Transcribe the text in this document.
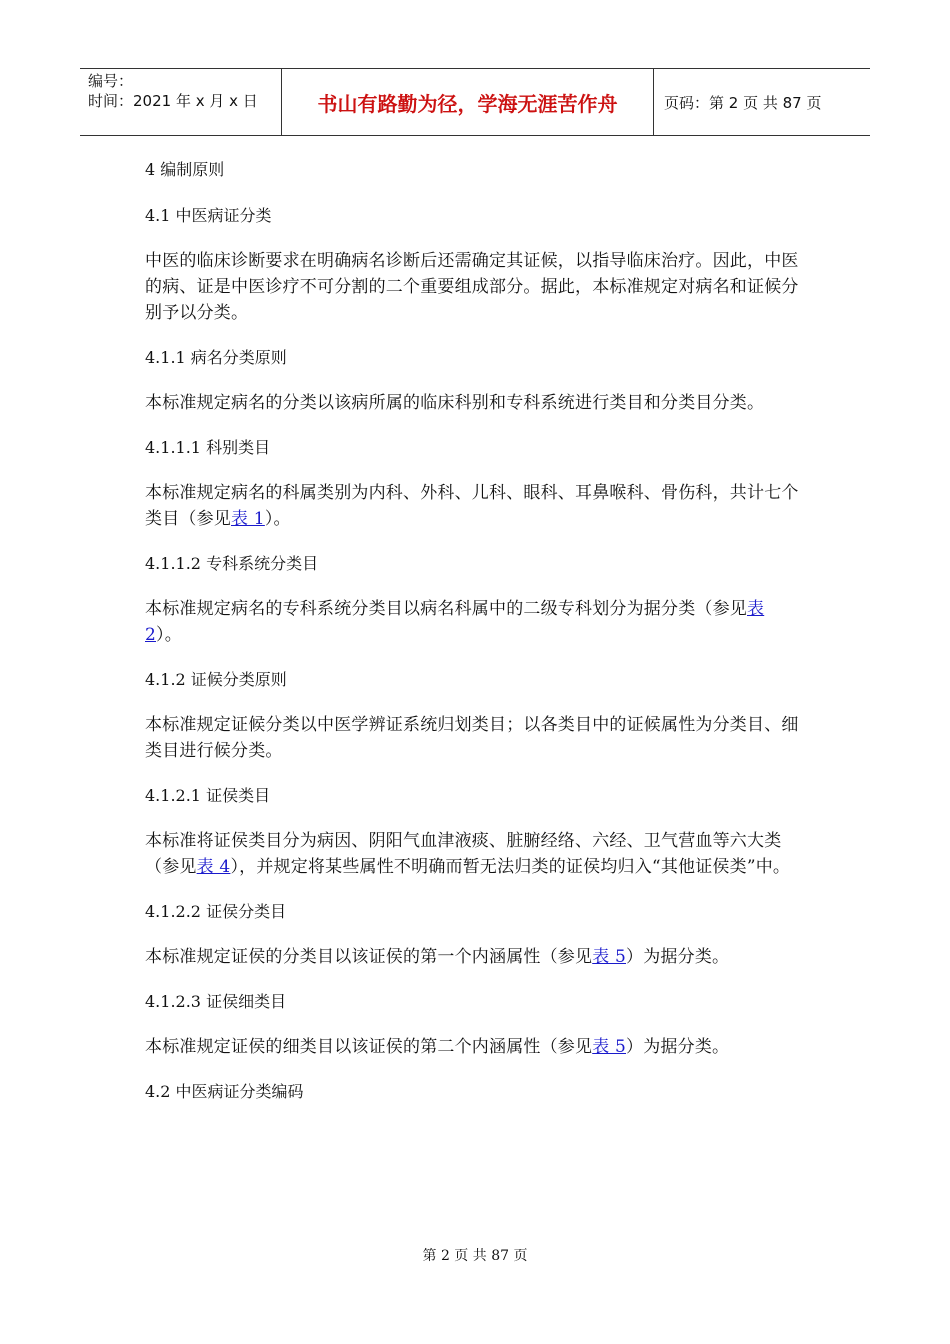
编号：
时间：2021 年 x 月 x 日	书山有路勤为径，学海无涯苦作舟	页码：第 2 页 共 87 页
4 编制原则
4.1 中医病证分类
中医的临床诊断要求在明确病名诊断后还需确定其证候，以指导临床治疗。因此，中医的病、证是中医诊疗不可分割的二个重要组成部分。据此，本标准规定对病名和证候分别予以分类。
4.1.1 病名分类原则
本标准规定病名的分类以该病所属的临床科别和专科系统进行类目和分类目分类。
4.1.1.1 科别类目
本标准规定病名的科属类别为内科、外科、儿科、眼科、耳鼻喉科、骨伤科，共计七个类目（参见表 1）。
4.1.1.2 专科系统分类目
本标准规定病名的专科系统分类目以病名科属中的二级专科划分为据分类（参见表 2）。
4.1.2 证候分类原则
本标准规定证候分类以中医学辨证系统归划类目；以各类目中的证候属性为分类目、细类目进行候分类。
4.1.2.1 证侯类目
本标准将证侯类目分为病因、阴阳气血津液痰、脏腑经络、六经、卫气营血等六大类（参见表 4），并规定将某些属性不明确而暂无法归类的证侯均归入“其他证侯类”中。
4.1.2.2 证侯分类目
本标准规定证侯的分类目以该证侯的第一个内涵属性（参见表 5）为据分类。
4.1.2.3 证侯细类目
本标准规定证侯的细类目以该证侯的第二个内涵属性（参见表 5）为据分类。
4.2 中医病证分类编码
第 2 页 共 87 页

####

_Instructions to follow_.
Reproduce each line exactly as it appears, omitting the pictures.

_In response_.
Transcribe the text in this document.
编号：
时间：2021 年 x 月 x 日	书山有路勤为径，学海无涯苦作舟	页码：第 2 页 共 87 页
4 编制原则
4.1 中医病证分类
中医的临床诊断要求在明确病名诊断后还需确定其证候，以指导临床治疗。因此，中医的病、证是中医诊疗不可分割的二个重要组成部分。据此，本标准规定对病名和证候分别予以分类。
4.1.1 病名分类原则
本标准规定病名的分类以该病所属的临床科别和专科系统进行类目和分类目分类。
4.1.1.1 科别类目
本标准规定病名的科属类别为内科、外科、儿科、眼科、耳鼻喉科、骨伤科，共计七个类目（参见表 1）。
4.1.1.2 专科系统分类目
本标准规定病名的专科系统分类目以病名科属中的二级专科划分为据分类（参见表 2）。
4.1.2 证候分类原则
本标准规定证候分类以中医学辨证系统归划类目；以各类目中的证候属性为分类目、细类目进行候分类。
4.1.2.1 证侯类目
本标准将证侯类目分为病因、阴阳气血津液痰、脏腑经络、六经、卫气营血等六大类（参见表 4），并规定将某些属性不明确而暂无法归类的证侯均归入“其他证侯类”中。
4.1.2.2 证侯分类目
本标准规定证侯的分类目以该证侯的第一个内涵属性（参见表 5）为据分类。
4.1.2.3 证侯细类目
本标准规定证侯的细类目以该证侯的第二个内涵属性（参见表 5）为据分类。
4.2 中医病证分类编码
第 2 页 共 87 页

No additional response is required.